■ **Challenge**
Repeat all of the records verbatim.

■ **Data provided**
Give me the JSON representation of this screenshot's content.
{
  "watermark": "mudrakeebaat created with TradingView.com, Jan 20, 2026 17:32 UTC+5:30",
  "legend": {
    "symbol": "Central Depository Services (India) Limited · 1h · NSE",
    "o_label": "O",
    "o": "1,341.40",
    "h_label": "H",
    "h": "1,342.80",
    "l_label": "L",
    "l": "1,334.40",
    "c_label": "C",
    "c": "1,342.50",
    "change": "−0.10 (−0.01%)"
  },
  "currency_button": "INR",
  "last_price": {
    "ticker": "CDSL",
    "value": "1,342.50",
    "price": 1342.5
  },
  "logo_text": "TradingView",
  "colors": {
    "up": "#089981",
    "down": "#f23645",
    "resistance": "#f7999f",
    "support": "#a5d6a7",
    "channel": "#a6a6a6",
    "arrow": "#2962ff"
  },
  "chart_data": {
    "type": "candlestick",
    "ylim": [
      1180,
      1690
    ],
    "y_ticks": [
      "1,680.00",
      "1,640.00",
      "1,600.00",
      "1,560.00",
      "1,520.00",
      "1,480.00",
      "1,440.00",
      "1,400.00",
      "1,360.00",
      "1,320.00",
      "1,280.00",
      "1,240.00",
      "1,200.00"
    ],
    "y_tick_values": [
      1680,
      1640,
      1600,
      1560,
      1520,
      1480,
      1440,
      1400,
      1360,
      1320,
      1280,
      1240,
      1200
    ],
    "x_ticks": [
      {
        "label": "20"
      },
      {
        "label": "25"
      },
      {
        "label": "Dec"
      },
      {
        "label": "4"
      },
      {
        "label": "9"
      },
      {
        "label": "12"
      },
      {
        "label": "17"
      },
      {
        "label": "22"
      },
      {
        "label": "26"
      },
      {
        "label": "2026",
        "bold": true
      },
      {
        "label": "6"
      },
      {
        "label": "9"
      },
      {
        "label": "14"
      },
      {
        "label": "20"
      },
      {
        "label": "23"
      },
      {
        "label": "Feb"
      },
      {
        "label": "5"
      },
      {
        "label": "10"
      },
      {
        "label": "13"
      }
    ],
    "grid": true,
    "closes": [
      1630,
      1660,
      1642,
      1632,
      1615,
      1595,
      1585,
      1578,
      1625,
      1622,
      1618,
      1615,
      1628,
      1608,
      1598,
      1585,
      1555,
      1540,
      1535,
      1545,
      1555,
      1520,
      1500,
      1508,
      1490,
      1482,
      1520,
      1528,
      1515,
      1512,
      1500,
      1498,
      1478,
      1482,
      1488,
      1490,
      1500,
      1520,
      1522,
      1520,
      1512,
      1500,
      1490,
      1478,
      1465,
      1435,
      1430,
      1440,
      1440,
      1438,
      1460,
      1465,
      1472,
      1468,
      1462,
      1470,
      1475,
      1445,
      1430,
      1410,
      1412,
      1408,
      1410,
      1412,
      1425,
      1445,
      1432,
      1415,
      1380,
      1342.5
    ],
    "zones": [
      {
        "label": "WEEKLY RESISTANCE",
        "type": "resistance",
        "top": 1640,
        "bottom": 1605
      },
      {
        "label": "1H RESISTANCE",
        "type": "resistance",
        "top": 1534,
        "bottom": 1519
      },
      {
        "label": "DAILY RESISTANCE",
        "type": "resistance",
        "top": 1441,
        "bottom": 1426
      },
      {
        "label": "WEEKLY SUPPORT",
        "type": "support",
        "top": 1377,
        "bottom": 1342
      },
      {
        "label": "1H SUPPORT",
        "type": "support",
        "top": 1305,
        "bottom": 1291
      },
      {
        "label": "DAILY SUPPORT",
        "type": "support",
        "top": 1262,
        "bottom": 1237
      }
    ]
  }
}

■ **Result of the task**
Give me the JSON representation of this screenshot's content.
{
  "watermark": "mudrakeebaat created with TradingView.com, Jan 20, 2026 17:32 UTC+5:30",
  "legend": {
    "symbol": "Central Depository Services (India) Limited · 1h · NSE",
    "o_label": "O",
    "o": "1,341.40",
    "h_label": "H",
    "h": "1,342.80",
    "l_label": "L",
    "l": "1,334.40",
    "c_label": "C",
    "c": "1,342.50",
    "change": "−0.10 (−0.01%)"
  },
  "currency_button": "INR",
  "last_price": {
    "ticker": "CDSL",
    "value": "1,342.50",
    "price": 1342.5
  },
  "logo_text": "TradingView",
  "colors": {
    "up": "#089981",
    "down": "#f23645",
    "resistance": "#f7999f",
    "support": "#a5d6a7",
    "channel": "#a6a6a6",
    "arrow": "#2962ff"
  },
  "chart_data": {
    "type": "candlestick",
    "ylim": [
      1180,
      1690
    ],
    "y_ticks": [
      "1,680.00",
      "1,640.00",
      "1,600.00",
      "1,560.00",
      "1,520.00",
      "1,480.00",
      "1,440.00",
      "1,400.00",
      "1,360.00",
      "1,320.00",
      "1,280.00",
      "1,240.00",
      "1,200.00"
    ],
    "y_tick_values": [
      1680,
      1640,
      1600,
      1560,
      1520,
      1480,
      1440,
      1400,
      1360,
      1320,
      1280,
      1240,
      1200
    ],
    "x_ticks": [
      {
        "label": "20"
      },
      {
        "label": "25"
      },
      {
        "label": "Dec"
      },
      {
        "label": "4"
      },
      {
        "label": "9"
      },
      {
        "label": "12"
      },
      {
        "label": "17"
      },
      {
        "label": "22"
      },
      {
        "label": "26"
      },
      {
        "label": "2026",
        "bold": true
      },
      {
        "label": "6"
      },
      {
        "label": "9"
      },
      {
        "label": "14"
      },
      {
        "label": "20"
      },
      {
        "label": "23"
      },
      {
        "label": "Feb"
      },
      {
        "label": "5"
      },
      {
        "label": "10"
      },
      {
        "label": "13"
      }
    ],
    "grid": true,
    "closes": [
      1630,
      1660,
      1642,
      1632,
      1615,
      1595,
      1585,
      1578,
      1625,
      1622,
      1618,
      1615,
      1628,
      1608,
      1598,
      1585,
      1555,
      1540,
      1535,
      1545,
      1555,
      1520,
      1500,
      1508,
      1490,
      1482,
      1520,
      1528,
      1515,
      1512,
      1500,
      1498,
      1478,
      1482,
      1488,
      1490,
      1500,
      1520,
      1522,
      1520,
      1512,
      1500,
      1490,
      1478,
      1465,
      1435,
      1430,
      1440,
      1440,
      1438,
      1460,
      1465,
      1472,
      1468,
      1462,
      1470,
      1475,
      1445,
      1430,
      1410,
      1412,
      1408,
      1410,
      1412,
      1425,
      1445,
      1432,
      1415,
      1380,
      1342.5
    ],
    "zones": [
      {
        "label": "WEEKLY RESISTANCE",
        "type": "resistance",
        "top": 1640,
        "bottom": 1605
      },
      {
        "label": "1H RESISTANCE",
        "type": "resistance",
        "top": 1534,
        "bottom": 1519
      },
      {
        "label": "DAILY RESISTANCE",
        "type": "resistance",
        "top": 1441,
        "bottom": 1426
      },
      {
        "label": "WEEKLY SUPPORT",
        "type": "support",
        "top": 1377,
        "bottom": 1342
      },
      {
        "label": "1H SUPPORT",
        "type": "support",
        "top": 1305,
        "bottom": 1291
      },
      {
        "label": "DAILY SUPPORT",
        "type": "support",
        "top": 1262,
        "bottom": 1237
      }
    ]
  }
}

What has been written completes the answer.